**JOB**
Only the number is wanted: how many lines contain "text"?

**RECORDS SUPPLIED**
━━━━

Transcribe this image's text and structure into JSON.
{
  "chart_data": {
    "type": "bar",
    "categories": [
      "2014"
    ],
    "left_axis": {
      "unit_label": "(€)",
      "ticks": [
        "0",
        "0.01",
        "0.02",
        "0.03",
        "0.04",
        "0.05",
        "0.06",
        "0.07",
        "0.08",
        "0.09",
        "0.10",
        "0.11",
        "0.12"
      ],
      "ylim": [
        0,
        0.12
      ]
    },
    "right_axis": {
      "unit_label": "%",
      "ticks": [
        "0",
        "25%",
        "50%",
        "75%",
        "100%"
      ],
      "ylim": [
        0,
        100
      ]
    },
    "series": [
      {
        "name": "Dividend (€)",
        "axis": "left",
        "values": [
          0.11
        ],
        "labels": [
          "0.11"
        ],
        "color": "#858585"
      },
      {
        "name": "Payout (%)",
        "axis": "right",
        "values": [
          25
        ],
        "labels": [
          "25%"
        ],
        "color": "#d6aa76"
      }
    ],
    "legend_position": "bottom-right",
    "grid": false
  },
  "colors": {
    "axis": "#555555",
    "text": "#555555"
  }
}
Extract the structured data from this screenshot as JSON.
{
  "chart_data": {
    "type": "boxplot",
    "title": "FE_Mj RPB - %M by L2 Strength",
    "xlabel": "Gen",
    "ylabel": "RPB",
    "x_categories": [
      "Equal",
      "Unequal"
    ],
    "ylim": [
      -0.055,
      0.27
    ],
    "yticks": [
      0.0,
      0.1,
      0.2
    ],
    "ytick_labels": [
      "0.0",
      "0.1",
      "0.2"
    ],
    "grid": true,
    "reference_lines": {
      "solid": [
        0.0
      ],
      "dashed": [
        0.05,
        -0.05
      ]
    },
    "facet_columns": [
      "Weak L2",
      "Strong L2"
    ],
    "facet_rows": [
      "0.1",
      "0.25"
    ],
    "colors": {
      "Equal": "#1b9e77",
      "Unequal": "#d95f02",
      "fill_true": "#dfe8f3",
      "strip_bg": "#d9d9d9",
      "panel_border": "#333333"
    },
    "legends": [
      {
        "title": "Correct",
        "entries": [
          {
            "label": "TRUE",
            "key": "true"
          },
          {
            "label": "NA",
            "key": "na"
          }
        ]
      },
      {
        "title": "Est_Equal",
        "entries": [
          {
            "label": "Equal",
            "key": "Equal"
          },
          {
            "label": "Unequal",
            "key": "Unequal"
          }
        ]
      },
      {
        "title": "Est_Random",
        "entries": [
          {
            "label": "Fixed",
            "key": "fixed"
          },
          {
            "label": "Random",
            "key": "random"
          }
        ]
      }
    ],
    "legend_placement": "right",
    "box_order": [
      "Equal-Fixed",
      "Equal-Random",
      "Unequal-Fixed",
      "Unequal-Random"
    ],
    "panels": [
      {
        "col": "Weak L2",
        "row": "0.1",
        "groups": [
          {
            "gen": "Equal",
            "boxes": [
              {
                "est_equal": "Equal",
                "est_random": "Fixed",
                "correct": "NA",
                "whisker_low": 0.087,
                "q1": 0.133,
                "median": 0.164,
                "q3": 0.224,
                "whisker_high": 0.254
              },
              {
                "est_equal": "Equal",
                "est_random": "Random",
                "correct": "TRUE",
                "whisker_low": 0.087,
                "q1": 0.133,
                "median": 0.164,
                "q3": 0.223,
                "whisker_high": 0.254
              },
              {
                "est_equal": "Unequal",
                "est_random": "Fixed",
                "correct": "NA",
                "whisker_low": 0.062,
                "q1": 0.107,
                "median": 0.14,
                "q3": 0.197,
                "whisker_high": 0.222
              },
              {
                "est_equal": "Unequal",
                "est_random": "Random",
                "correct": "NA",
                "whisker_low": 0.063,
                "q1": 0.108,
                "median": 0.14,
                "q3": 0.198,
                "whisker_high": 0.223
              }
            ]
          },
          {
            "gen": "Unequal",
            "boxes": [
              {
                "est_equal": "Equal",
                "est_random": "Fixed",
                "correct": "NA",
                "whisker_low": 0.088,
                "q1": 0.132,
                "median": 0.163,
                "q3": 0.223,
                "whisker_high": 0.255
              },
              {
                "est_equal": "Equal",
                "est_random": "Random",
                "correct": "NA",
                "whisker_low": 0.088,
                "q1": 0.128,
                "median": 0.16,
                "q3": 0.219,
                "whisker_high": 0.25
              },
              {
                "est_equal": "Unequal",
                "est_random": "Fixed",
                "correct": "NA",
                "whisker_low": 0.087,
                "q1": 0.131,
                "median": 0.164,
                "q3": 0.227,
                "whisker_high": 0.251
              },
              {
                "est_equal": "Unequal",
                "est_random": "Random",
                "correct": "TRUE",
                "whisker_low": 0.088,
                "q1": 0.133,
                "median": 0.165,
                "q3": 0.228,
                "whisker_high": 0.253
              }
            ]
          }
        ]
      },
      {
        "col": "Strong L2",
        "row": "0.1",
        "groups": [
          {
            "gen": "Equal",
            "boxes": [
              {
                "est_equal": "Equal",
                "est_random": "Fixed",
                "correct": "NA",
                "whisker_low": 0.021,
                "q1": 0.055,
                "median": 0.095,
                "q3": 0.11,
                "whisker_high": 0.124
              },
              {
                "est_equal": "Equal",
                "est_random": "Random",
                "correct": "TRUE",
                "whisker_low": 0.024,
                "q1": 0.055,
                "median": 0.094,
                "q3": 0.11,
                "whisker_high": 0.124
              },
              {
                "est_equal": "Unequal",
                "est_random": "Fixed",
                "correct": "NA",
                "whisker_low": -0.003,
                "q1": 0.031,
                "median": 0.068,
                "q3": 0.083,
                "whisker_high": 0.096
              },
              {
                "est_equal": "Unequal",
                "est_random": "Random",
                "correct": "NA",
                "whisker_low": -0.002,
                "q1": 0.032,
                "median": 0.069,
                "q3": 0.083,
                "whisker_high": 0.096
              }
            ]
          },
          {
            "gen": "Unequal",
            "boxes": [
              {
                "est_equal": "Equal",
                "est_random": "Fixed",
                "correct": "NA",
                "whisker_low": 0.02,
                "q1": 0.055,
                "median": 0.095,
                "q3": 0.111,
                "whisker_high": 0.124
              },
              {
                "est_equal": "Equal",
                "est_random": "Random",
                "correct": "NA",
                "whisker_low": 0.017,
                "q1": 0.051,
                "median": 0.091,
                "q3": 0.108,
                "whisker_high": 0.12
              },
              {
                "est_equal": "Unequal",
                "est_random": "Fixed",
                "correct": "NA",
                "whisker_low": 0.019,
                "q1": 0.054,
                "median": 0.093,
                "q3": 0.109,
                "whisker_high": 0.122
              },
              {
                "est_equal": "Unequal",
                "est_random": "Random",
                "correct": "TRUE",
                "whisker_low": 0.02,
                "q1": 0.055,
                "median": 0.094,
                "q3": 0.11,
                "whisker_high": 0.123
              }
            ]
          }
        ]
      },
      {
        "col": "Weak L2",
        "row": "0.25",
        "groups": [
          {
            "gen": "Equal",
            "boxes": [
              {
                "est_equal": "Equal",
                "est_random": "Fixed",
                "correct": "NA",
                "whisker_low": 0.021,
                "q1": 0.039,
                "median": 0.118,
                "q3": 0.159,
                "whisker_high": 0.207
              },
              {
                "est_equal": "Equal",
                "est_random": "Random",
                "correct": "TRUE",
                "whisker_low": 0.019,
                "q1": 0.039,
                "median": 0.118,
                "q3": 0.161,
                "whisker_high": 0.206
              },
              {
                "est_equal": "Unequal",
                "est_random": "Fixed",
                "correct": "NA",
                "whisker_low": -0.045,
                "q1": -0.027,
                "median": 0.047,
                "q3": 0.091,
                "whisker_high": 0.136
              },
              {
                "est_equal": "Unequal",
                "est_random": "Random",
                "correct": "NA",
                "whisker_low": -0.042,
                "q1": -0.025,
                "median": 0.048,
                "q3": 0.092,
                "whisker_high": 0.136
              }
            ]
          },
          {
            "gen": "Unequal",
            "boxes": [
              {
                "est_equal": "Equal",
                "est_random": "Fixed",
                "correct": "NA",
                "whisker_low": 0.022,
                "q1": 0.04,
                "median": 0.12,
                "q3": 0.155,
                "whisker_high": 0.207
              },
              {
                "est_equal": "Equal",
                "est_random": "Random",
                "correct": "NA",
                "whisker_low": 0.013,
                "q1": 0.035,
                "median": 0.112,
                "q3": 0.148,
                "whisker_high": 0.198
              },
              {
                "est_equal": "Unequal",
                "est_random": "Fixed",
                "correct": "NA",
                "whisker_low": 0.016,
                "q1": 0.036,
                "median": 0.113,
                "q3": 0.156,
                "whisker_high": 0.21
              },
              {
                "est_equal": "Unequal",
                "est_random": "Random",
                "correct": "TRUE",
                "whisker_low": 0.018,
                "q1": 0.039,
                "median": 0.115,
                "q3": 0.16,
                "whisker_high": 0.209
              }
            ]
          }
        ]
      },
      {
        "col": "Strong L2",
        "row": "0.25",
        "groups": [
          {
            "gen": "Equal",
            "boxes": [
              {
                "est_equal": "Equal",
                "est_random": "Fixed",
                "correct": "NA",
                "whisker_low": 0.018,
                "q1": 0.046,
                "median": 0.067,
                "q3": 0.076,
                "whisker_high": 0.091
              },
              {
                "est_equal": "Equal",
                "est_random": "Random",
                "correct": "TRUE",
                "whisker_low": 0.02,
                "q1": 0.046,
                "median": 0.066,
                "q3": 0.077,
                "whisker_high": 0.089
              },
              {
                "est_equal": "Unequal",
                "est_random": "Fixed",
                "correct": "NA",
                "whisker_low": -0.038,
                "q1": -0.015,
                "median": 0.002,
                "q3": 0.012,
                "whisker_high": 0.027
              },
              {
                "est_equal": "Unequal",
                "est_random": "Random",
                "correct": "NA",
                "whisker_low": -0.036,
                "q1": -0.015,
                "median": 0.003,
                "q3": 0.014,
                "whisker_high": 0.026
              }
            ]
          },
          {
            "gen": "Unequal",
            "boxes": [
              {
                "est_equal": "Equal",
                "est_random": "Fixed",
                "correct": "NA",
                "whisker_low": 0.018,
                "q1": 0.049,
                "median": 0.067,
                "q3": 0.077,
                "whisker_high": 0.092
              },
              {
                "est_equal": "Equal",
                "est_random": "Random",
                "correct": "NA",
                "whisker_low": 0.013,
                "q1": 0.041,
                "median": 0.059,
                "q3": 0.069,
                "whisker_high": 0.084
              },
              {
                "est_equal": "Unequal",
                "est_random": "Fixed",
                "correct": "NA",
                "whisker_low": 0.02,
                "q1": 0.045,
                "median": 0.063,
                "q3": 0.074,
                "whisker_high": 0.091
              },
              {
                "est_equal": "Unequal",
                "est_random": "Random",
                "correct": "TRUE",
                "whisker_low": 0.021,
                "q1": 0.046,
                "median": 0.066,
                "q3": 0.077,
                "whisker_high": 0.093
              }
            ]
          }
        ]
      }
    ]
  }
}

━━━━

**WRITTEN RESPONSE**
2